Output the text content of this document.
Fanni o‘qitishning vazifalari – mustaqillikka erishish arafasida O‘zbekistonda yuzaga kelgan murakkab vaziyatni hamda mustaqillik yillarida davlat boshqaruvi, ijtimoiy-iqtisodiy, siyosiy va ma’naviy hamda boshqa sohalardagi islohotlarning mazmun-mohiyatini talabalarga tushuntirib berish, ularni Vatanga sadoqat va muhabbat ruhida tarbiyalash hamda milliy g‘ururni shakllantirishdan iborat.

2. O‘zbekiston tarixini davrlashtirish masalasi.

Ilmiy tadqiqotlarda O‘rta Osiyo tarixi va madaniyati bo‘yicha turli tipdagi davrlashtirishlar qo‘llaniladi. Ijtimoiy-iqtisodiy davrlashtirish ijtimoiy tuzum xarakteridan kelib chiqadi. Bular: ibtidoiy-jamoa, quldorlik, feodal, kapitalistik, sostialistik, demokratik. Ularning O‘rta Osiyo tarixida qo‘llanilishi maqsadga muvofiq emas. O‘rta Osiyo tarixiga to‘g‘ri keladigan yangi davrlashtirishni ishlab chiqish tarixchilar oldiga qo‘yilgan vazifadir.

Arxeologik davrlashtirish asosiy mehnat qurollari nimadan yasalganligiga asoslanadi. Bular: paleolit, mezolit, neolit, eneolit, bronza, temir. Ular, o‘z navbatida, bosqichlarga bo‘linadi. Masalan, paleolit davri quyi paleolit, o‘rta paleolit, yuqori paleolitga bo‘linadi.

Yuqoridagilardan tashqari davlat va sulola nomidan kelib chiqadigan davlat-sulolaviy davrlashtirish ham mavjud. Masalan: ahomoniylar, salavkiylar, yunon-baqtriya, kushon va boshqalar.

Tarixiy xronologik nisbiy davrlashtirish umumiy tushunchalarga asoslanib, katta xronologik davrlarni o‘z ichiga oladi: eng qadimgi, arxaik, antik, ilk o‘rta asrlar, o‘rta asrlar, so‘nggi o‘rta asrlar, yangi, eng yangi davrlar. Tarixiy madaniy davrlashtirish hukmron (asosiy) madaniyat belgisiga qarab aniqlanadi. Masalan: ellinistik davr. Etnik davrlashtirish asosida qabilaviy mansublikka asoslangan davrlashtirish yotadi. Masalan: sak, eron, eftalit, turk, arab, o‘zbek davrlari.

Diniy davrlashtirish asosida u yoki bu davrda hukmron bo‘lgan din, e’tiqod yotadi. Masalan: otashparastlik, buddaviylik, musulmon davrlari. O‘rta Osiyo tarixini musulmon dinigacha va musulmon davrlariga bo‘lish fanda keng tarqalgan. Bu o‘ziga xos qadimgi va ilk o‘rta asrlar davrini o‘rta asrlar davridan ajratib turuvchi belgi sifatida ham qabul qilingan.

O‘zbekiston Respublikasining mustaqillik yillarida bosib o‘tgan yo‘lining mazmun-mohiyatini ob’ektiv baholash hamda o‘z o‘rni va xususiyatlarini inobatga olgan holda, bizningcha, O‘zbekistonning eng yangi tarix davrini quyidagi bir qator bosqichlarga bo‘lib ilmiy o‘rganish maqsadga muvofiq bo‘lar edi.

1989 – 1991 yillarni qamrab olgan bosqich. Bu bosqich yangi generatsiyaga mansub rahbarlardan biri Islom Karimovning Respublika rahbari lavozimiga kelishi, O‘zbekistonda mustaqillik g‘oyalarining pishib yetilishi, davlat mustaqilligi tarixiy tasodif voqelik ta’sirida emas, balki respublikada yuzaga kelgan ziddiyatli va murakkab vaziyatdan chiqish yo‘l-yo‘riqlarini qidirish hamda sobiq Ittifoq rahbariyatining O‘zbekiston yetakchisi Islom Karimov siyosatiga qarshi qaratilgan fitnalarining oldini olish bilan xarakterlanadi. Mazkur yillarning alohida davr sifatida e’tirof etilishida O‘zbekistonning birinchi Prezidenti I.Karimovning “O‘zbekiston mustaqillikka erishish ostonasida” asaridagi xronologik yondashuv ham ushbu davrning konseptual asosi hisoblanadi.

-------

Where a line above holds the string "tarixini", show that line.

2. O‘zbekiston tarixini davrlashtirish masalasi.
Diniy davrlashtirish asosida u yoki bu davrda hukmron bo‘lgan din, e’tiqod yotadi. Masalan: otashparastlik, buddaviylik, musulmon davrlari. O‘rta Osiyo tarixini musulmon dinigacha va musulmon davrlariga bo‘lish fanda keng tarqalgan. Bu o‘ziga xos qadimgi va ilk o‘rta asrlar davrini o‘rta asrlar davridan ajratib turuvchi belgi sifatida ham qabul qilingan.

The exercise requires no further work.